* _DOCUMENT EXTRACT_:
On Tuesday, while Wilson was beginning a month of trips around the state, one Democrat who would like to face him in 1988--Lt. Gov. Leo T. McCarthy--accused the senator of not respecting the law, trying to undermine the Constitution and providing a poor example for young people.
The issue was Wilson’s comment several weeks ago in Washington that, based on his preliminary reading of Senate-House hearings, he thought Lt. Col. Oliver North and Rear Adm. John Poindexter should be pardoned if they are charged with criminal conduct in the Iran- contra scandal.
North and Poindexter are not criminals, Wilson told reporters on July 21, they are “two men inspired by obvious and genuine patriotic conviction.” So President Reagan should pardon them “if they are indicted, yeah,” Wilson said in response to a question.
That struck McCarthy--who, like Wilson, is a lawyer--as undercutting the investigative process now under way by independent counsel Lawrence Walsh. McCarthy also thought Wilson was basing his statements on a dramatic change in opinion polls, which found strong support for North after he had finished testifying, in contrast to public feeling about him before he testified.
“The issue is whether California will have a senator who will stand with basic principles despite shifts in public opinion,” McCarthy said in a telephone interview Tuesday after he held a press conference in San Francisco to attack Wilson.
‘Disrespectful’ Idea
“Nothing more clearly raises that issue than the recent decision (by Wilson) to support a pardon for John Poindexter and Oliver North,” McCarthy continued. “I reject that idea as disrespectful of the rule of law and as undermining the U.S. Constitution. Do we really want presidential subordinates to disregard the law in pursuit of policies, confident that they will be rescued by a presidential pardon?

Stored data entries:
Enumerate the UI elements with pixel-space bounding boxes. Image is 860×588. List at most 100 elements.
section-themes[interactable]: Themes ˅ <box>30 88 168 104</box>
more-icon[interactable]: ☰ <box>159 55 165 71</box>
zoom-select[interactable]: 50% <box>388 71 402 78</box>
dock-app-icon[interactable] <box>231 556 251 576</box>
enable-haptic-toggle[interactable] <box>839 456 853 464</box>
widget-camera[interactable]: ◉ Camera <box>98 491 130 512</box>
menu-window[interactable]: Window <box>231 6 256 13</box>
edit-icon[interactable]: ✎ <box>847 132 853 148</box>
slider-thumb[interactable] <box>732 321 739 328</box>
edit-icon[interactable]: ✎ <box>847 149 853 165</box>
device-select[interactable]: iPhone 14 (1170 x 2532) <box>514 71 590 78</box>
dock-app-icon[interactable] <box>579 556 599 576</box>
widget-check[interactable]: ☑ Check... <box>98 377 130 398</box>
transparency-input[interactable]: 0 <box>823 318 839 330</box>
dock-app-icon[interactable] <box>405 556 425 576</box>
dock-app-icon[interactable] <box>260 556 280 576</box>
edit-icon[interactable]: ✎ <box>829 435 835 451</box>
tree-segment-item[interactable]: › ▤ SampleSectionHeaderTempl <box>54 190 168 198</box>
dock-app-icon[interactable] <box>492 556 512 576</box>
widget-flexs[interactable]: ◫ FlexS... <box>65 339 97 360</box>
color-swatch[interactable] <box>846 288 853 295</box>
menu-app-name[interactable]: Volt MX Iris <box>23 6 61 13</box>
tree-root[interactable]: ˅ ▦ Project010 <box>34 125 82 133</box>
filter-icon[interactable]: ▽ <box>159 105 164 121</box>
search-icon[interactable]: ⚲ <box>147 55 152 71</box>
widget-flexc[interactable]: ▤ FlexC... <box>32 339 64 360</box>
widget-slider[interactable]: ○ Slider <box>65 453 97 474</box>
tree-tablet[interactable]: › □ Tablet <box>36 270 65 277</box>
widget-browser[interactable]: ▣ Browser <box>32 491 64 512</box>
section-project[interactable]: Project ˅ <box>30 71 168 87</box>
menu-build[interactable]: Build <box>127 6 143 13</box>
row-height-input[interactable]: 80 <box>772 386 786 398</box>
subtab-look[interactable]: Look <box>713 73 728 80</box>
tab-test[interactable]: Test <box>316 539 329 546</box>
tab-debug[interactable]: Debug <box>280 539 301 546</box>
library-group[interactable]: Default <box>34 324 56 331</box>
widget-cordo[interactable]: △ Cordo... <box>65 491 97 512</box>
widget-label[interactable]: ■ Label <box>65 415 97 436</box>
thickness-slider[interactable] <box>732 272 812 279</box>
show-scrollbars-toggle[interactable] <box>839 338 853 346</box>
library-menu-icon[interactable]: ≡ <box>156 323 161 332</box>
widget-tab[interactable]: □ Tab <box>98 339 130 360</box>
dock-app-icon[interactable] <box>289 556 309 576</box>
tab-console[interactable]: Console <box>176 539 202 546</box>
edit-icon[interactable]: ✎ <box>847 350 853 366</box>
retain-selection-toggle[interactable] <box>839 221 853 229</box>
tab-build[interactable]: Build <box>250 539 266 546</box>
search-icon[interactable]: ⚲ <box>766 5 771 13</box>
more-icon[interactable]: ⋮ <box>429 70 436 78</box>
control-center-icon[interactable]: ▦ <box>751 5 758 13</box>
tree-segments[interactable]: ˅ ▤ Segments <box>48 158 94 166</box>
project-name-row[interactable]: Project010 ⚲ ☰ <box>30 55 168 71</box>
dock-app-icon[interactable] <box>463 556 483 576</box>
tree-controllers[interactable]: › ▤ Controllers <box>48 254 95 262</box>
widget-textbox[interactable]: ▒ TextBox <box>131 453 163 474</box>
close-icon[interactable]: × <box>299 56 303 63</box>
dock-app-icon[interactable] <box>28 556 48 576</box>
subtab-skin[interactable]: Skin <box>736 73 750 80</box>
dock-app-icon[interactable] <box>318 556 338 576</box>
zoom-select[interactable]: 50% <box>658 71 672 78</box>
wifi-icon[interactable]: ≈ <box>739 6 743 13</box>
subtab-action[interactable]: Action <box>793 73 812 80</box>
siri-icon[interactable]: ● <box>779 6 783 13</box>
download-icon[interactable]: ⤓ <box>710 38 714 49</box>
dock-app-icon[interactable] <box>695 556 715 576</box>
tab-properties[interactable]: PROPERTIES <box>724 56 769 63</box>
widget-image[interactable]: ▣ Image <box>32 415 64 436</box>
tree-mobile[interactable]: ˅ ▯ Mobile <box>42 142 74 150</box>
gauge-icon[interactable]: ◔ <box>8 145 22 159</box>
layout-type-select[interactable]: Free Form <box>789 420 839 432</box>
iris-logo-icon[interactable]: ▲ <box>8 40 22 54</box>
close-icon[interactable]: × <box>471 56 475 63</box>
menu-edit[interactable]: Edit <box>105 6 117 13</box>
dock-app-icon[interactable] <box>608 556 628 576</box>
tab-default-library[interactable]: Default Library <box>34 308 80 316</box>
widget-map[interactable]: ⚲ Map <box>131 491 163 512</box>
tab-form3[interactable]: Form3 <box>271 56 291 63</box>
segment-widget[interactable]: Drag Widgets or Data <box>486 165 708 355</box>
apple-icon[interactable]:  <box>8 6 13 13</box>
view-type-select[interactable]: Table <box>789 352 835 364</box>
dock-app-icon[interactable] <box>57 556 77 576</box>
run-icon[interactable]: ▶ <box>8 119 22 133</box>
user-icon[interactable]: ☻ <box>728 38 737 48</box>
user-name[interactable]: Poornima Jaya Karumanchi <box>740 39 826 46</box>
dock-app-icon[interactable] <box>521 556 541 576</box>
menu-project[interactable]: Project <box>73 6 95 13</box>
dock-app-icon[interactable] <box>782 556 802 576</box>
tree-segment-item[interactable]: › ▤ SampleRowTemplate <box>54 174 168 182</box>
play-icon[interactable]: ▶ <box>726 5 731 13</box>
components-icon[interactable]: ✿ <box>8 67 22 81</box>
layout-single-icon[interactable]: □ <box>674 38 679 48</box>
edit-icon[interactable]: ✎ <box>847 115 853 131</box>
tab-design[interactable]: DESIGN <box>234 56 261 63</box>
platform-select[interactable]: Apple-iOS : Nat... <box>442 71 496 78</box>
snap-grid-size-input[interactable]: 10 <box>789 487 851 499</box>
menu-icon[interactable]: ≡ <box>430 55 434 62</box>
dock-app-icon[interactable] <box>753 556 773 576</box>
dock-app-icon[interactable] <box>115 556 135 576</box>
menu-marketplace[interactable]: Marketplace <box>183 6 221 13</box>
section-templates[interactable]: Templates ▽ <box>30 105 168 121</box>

* _YOUR OBJECTIVE_: Can you condense the paragraph of the news excerpt that begins "That struck McCarthy" into a shorter version that keeps its main facts? These entries are separate from the news excerpt.

* _SOLUTION TO THE PROBLEM_: McCarthy, a lawyer like Wilson, saw Wilson's stance as undercutting independent counsel Lawrence Walsh's ongoing investigation. He also believed Wilson was responding to a dramatic shift in opinion polls, which showed strong support for North after his testimony, unlike before.